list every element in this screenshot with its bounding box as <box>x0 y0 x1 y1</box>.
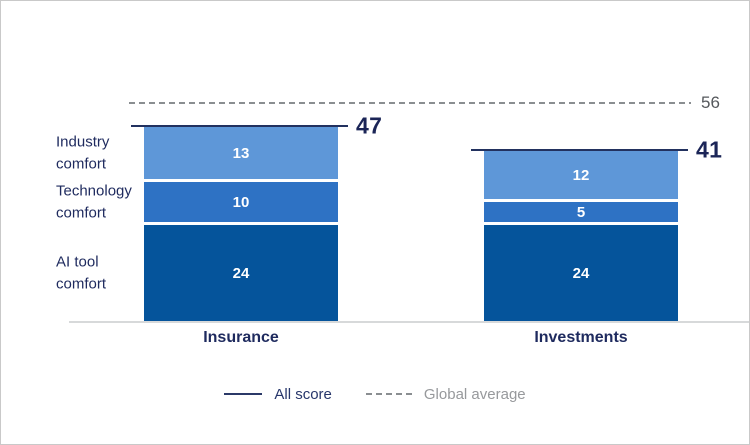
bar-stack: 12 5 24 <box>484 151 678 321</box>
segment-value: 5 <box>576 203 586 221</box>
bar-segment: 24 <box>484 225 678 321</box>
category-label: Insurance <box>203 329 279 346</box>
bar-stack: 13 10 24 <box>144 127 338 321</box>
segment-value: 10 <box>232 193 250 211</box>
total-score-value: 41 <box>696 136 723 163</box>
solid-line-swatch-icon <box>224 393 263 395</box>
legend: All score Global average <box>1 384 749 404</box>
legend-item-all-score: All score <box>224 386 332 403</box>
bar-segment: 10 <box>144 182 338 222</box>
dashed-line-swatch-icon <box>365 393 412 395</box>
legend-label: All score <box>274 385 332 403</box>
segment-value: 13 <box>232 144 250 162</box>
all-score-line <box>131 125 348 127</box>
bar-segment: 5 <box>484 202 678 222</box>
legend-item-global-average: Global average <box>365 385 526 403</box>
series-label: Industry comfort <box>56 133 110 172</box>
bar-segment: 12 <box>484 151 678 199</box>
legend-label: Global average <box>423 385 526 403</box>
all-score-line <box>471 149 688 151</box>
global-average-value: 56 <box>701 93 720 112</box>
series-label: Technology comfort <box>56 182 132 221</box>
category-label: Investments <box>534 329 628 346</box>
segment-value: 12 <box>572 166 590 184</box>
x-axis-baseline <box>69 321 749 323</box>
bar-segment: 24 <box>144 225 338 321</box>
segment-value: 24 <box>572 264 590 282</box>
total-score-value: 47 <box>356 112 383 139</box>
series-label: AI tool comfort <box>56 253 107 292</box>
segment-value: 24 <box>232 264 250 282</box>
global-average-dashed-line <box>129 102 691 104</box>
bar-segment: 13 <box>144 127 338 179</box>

:::

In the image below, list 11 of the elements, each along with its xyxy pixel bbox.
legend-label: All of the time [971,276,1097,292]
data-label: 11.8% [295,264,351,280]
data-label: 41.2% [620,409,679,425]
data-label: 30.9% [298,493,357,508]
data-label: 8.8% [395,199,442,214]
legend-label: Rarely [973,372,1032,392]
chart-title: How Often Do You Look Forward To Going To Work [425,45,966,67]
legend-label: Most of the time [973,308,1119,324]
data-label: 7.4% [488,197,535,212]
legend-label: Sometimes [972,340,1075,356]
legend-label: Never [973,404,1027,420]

:::

## What you need to do:
Duplicate the lines of the records in the stretch from the line containing "list every element" through the line containing "dashed-line-swatch-icon <box>365 393", both included. Omit the pictures from your answer.

## Response to this task:
list every element in this screenshot with its bounding box as <box>x0 y0 x1 y1</box>.
bar-stack: 12 5 24 <box>484 151 678 321</box>
segment-value: 5 <box>576 203 586 221</box>
bar-segment: 24 <box>484 225 678 321</box>
category-label: Insurance <box>203 329 279 346</box>
bar-stack: 13 10 24 <box>144 127 338 321</box>
segment-value: 10 <box>232 193 250 211</box>
total-score-value: 41 <box>696 136 723 163</box>
solid-line-swatch-icon <box>224 393 263 395</box>
legend: All score Global average <box>1 384 749 404</box>
legend-item-all-score: All score <box>224 386 332 403</box>
bar-segment: 10 <box>144 182 338 222</box>
dashed-line-swatch-icon <box>365 393 412 395</box>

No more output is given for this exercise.